- What the exercise asks
Continue the book description about Disney's adaptations of Victorian literature, starting right after its final sentence.
-- Begin Text passage --
Animating the Victorians
Disney's Literary History
Many Disney films adapt works from the Victorian period, which is often called the Golden Age of children’s literature. Animating the Victorians: Disney’s Literary History explores Disney’s adaptations of Victorian texts like Alice in Wonderland, Oliver Twist, Treasure Island, Peter Pan, and the tales of Hans Christian Andersen. Author Patrick C. Fleming traces those adaptations from initial concept to theatrical release and beyond to the sequels, consumer products, and theme park attractions that make up a Disney franchise. During the production process, which often extended over decades, Disney’s writers engaged not just with the texts themselves but with the contexts in which they were written, their authors’ biographies, and intervening adaptations. To reveal that process, Fleming draws on preproduction reports, press releases, and unfinished drafts, including materials in the Walt Disney Company Archives, some of which have not yet been discussed in print.
-- End Text passage --
-- Begin Dataset entries --
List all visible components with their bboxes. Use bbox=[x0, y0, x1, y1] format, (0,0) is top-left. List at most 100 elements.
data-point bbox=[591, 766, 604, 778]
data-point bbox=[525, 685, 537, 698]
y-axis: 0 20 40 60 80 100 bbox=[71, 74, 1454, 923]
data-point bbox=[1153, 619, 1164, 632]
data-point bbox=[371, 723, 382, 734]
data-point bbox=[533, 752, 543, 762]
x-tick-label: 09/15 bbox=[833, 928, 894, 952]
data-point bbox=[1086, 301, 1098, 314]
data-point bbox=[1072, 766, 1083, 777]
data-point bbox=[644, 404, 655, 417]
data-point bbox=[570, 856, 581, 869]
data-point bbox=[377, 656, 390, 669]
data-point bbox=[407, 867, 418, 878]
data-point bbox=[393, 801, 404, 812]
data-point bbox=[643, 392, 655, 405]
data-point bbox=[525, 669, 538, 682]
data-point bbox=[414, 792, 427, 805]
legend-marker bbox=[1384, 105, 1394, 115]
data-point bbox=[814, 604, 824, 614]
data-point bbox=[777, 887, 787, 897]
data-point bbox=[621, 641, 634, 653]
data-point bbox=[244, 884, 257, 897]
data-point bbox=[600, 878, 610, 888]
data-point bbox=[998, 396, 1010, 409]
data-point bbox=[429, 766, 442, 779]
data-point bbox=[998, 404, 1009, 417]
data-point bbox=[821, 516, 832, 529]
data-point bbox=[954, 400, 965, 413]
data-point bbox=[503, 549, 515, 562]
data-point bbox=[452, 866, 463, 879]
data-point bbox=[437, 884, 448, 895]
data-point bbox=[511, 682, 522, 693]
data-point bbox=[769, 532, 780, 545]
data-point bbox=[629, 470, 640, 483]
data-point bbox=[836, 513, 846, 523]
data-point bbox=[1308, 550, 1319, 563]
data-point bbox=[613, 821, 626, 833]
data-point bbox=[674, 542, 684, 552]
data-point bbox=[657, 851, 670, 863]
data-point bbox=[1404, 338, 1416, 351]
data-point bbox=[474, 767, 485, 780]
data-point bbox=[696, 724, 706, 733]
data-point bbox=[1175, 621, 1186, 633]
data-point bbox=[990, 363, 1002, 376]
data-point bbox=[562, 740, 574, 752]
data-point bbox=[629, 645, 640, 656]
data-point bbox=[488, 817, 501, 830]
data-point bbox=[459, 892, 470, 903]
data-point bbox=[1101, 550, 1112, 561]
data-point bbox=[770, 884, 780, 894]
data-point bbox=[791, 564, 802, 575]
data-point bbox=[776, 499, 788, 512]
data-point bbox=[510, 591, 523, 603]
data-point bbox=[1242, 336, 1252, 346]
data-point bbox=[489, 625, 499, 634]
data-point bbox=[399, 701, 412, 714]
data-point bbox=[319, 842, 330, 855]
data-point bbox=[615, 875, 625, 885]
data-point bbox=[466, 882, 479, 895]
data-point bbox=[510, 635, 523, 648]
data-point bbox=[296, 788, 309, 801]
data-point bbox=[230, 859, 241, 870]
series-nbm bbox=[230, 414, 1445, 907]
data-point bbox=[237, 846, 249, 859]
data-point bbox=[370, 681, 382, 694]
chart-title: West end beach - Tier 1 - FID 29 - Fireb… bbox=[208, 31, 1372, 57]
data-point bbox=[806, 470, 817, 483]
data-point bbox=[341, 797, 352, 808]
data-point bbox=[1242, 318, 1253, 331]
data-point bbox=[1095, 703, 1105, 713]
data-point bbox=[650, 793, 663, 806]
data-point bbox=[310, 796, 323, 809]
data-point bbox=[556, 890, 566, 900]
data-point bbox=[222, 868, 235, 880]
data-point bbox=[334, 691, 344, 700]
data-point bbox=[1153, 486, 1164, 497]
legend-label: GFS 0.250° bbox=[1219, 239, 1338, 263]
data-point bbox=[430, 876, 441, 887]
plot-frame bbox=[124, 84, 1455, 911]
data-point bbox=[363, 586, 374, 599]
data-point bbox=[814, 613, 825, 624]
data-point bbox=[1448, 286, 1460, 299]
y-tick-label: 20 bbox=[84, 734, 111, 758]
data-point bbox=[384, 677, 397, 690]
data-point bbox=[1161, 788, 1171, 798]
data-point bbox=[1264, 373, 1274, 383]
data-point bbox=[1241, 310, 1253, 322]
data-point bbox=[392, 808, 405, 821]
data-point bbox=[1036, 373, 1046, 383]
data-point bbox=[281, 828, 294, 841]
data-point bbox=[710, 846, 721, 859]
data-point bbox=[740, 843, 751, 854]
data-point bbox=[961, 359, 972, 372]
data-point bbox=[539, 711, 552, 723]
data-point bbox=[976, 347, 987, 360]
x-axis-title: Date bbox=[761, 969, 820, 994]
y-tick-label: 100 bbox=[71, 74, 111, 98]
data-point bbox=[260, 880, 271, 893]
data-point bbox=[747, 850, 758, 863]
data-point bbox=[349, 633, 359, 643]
-- End Dataset entries --
- Written answer
But the relationship between Disney and the Victorians goes beyond adaptations. Walt Disney himself had a similar career to the Victorian author-entrepreneur Charles Dickens. Linking the Disney Princess franchise to Victorian ideologies shows how gender and sexuality are constantly being renegotiated. Disney’s animated musicals, theme parks, copyright practices, and even marketing campaigns depend on cultural assumptions, legal frameworks, and media technologies that emerged in nineteenth-century England. Moreover, Disney’s adaptations influence modern students and scholars of the Victorian period. By applying scholarship in Victorian studies to a global company, Fleming shows how institutions mediate our understanding of the past and demonstrates the continued relevance of literary studies in a corporate media age.
Patrick C. Fleming is a scholar of Victorian studies and children’s literature. He is author of The Legacy of the Moral Tale: Children’s Literature and the English Novel, 1744-1859 and of articles in journals including Victorian Periodicals Review, Pedagogy, and the Children’s Literature Association Quarterly.
Acknowledgments
Introduction: Disney and the Victorians
Chapter One: Disney and the Victorian Tradition
Chapter Two: Alice from Gag to Franchise
Chapter Three: Animating Hans Christian Andersen
Chapter Four: Princesses and Pirates
Conclusion: Post-Corporate Art and Criticism
Appendixes
Disney Studies and Victorian Studies
Why Disney?
Why the Victorians?
Why “Disney’s Victorians”?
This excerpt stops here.